Directive:
Please give back only the entries starting at the line that contains "- document-search-icon: [558, 277, 674, 362]" and ending at the line that contains "- step-number-badge: 1: [470, 209, 518, 257]", replacing "Initial assessment" with "First assessment" and changing nothing else.

Records for the task:

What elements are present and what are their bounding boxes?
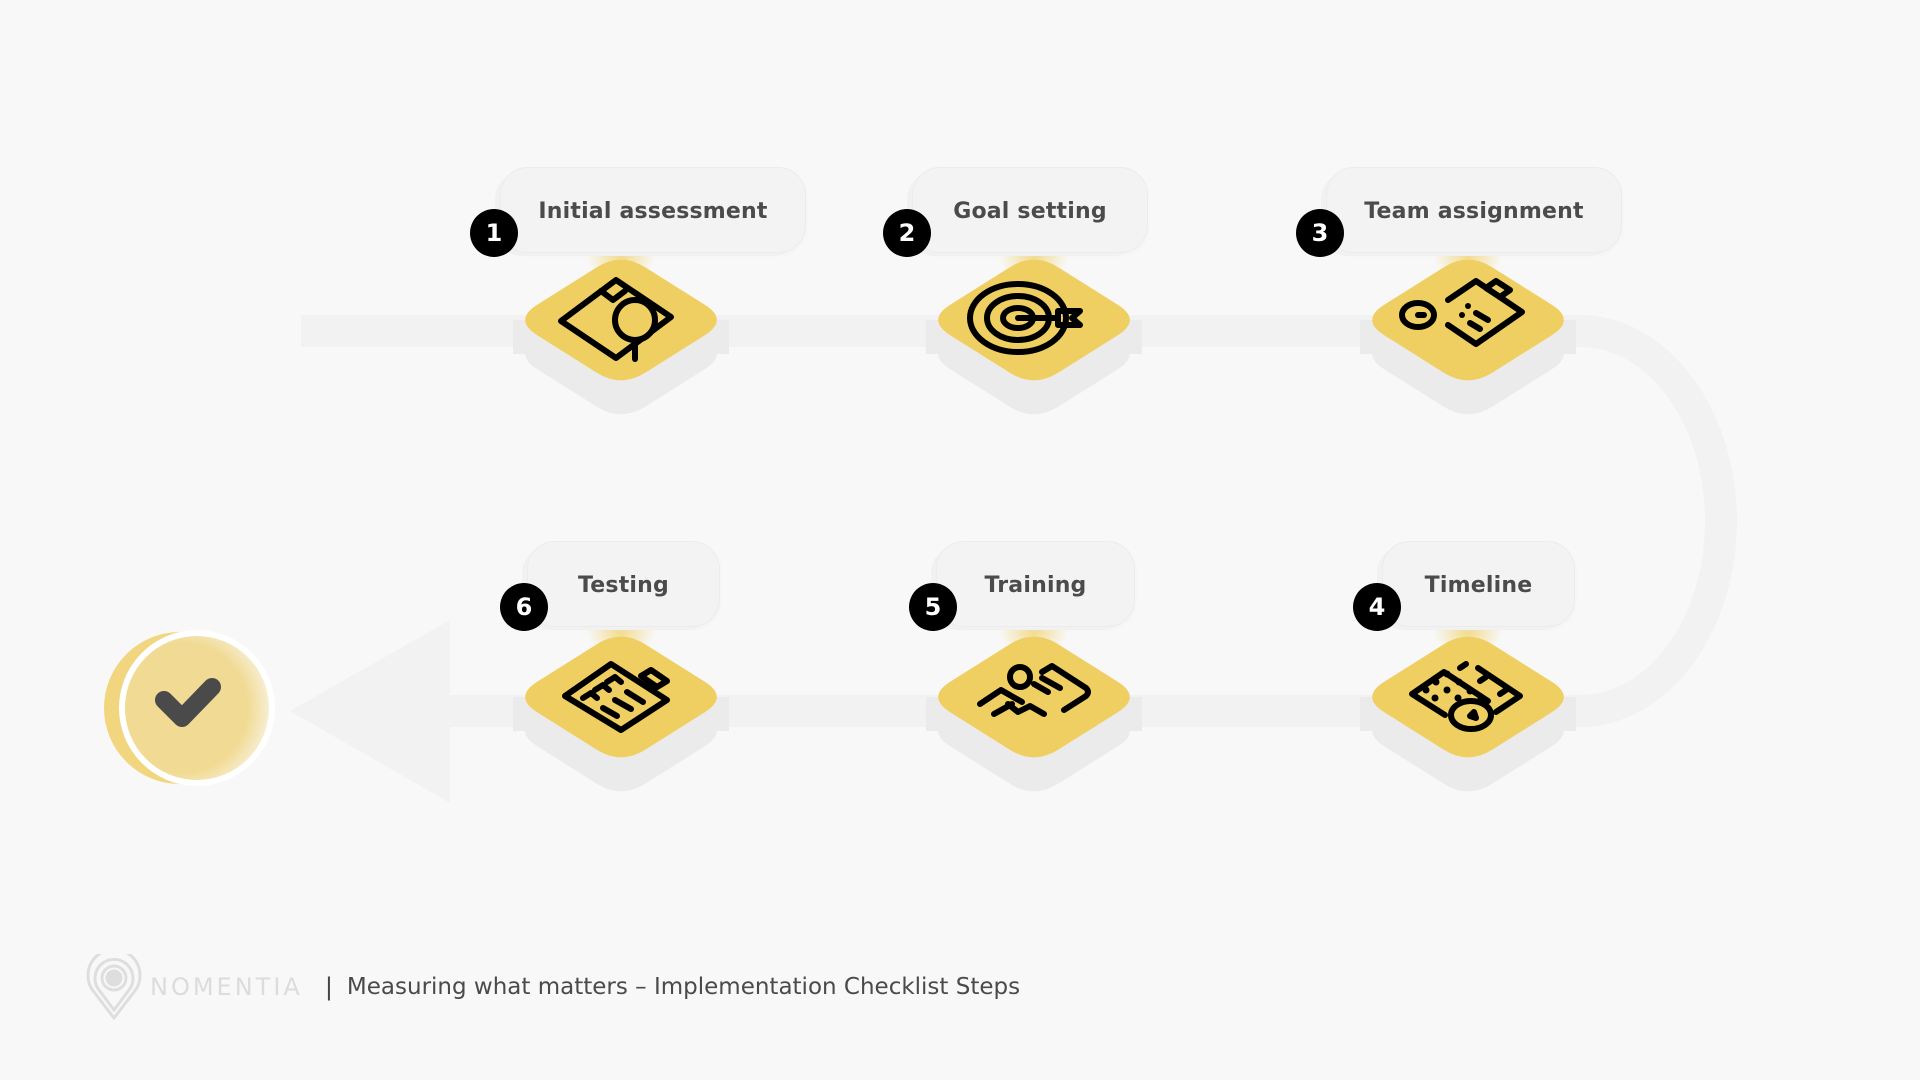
- document-search-icon: [558, 277, 674, 362]
- footer-separator: |: [324, 973, 333, 1001]
- step-number-badge: 2: [883, 209, 931, 257]
- step-label: Initial assessment: [538, 198, 768, 224]
- calendar-clock-icon: [1409, 661, 1523, 732]
- step-number-badge: 1: [470, 209, 518, 257]
- step-label-card: Testing: [527, 541, 720, 627]
- completion-marker: [104, 630, 275, 786]
- presentation-teacher-icon: [977, 663, 1091, 717]
- checklist-clipboard-icon: [562, 661, 670, 733]
- step-label: Goal setting: [953, 198, 1107, 224]
- clipboard-clock-icon: [1399, 278, 1525, 347]
- brand-name: NOMENTIA: [150, 973, 303, 1001]
- location-pin-logo-icon: [86, 954, 142, 1020]
- footer-caption: Measuring what matters – Implementation …: [346, 974, 1021, 1000]
- step-label-card: Timeline: [1382, 541, 1575, 627]
- step-label: Training: [984, 572, 1087, 598]
- step-icons: [558, 277, 1525, 733]
- step-label: Team assignment: [1364, 198, 1584, 224]
- step-number-badge: 6: [500, 583, 548, 631]
- footer: NOMENTIA | Measuring what matters – Impl…: [86, 952, 1020, 1022]
- step-label-card: Goal setting: [912, 167, 1148, 253]
- step-label-card: Training: [936, 541, 1135, 627]
- step-label-card: Initial assessment: [500, 167, 806, 253]
- target-arrow-icon: [967, 281, 1083, 355]
- step-number-badge: 3: [1296, 209, 1344, 257]
- step-number-badge: 4: [1353, 583, 1401, 631]
- step-label: Testing: [578, 572, 669, 598]
- step-label: Timeline: [1424, 572, 1533, 598]
- step-label-card: Team assignment: [1326, 167, 1622, 253]
- step-number-badge: 5: [909, 583, 957, 631]
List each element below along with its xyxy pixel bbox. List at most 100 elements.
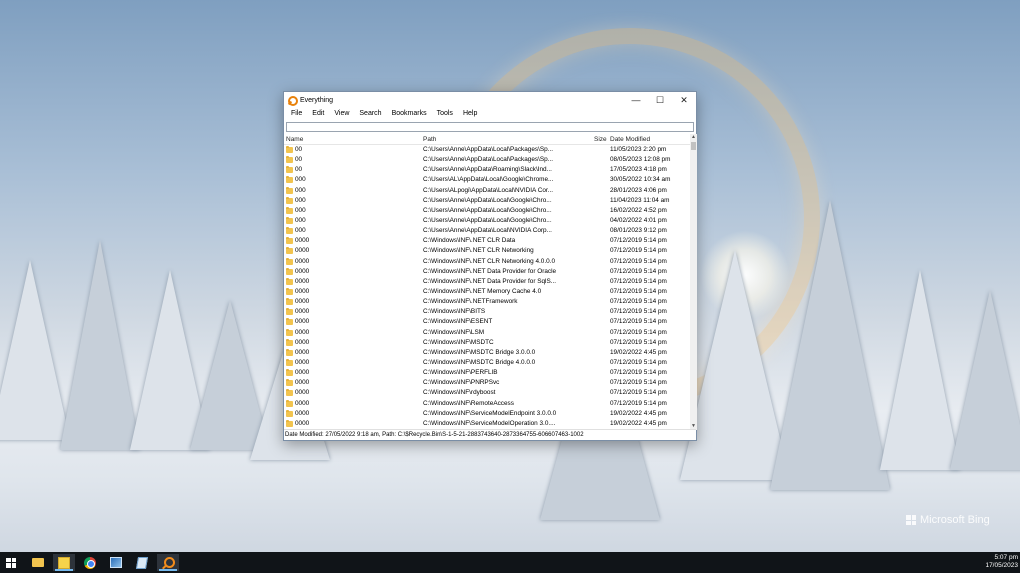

Solution to the exercise:
- document-search-icon: [558, 277, 674, 362]
- footer-separator: |: [324, 973, 333, 1001]
- step-number-badge: 2: [883, 209, 931, 257]
- step-label: First assessment: [538, 198, 768, 224]
- calendar-clock-icon: [1409, 661, 1523, 732]
- step-number-badge: 1: [470, 209, 518, 257]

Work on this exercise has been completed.